§ **SET EXERCISE**
Each record is to be transcribed exactly.

Data items:
+-------+

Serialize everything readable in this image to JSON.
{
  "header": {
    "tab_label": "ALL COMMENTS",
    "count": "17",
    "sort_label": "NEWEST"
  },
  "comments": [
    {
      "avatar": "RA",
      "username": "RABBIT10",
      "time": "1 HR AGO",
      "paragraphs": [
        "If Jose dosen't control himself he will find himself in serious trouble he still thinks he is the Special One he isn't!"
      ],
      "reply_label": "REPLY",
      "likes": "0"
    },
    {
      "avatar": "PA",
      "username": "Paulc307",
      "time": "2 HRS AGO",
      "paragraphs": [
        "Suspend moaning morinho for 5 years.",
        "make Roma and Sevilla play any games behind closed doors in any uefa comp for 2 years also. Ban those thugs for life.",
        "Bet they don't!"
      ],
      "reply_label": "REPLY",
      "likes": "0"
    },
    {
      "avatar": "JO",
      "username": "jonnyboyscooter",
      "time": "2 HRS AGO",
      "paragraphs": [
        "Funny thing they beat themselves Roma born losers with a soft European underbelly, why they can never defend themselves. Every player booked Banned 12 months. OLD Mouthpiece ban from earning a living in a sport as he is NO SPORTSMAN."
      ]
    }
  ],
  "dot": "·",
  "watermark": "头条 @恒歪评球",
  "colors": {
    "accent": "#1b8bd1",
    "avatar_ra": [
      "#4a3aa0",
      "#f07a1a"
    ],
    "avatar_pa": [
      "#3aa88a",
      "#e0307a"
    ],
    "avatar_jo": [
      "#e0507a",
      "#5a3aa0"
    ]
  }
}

+-------+

§ **WRITTEN REPLY**
Serialize everything readable in this image to JSON.
{
  "header": {
    "tab_label": "ALL COMMENTS",
    "count": "17",
    "sort_label": "NEWEST"
  },
  "comments": [
    {
      "avatar": "RA",
      "username": "RABBIT10",
      "time": "1 HR AGO",
      "paragraphs": [
        "If Jose dosen't control himself he will find himself in serious trouble he still thinks he is the Special One he isn't!"
      ],
      "reply_label": "REPLY",
      "likes": "0"
    },
    {
      "avatar": "PA",
      "username": "Paulc307",
      "time": "2 HRS AGO",
      "paragraphs": [
        "Suspend moaning morinho for 5 years.",
        "make Roma and Sevilla play any games behind closed doors in any uefa comp for 2 years also. Ban those thugs for life.",
        "Bet they don't!"
      ],
      "reply_label": "REPLY",
      "likes": "0"
    },
    {
      "avatar": "JO",
      "username": "jonnyboyscooter",
      "time": "2 HRS AGO",
      "paragraphs": [
        "Funny thing they beat themselves Roma born losers with a soft European underbelly, why they can never defend themselves. Every player booked Banned 12 months. OLD Mouthpiece ban from earning a living in a sport as he is NO SPORTSMAN."
      ]
    }
  ],
  "dot": "·",
  "watermark": "头条 @恒歪评球",
  "colors": {
    "accent": "#1b8bd1",
    "avatar_ra": [
      "#4a3aa0",
      "#f07a1a"
    ],
    "avatar_pa": [
      "#3aa88a",
      "#e0307a"
    ],
    "avatar_jo": [
      "#e0507a",
      "#5a3aa0"
    ]
  }
}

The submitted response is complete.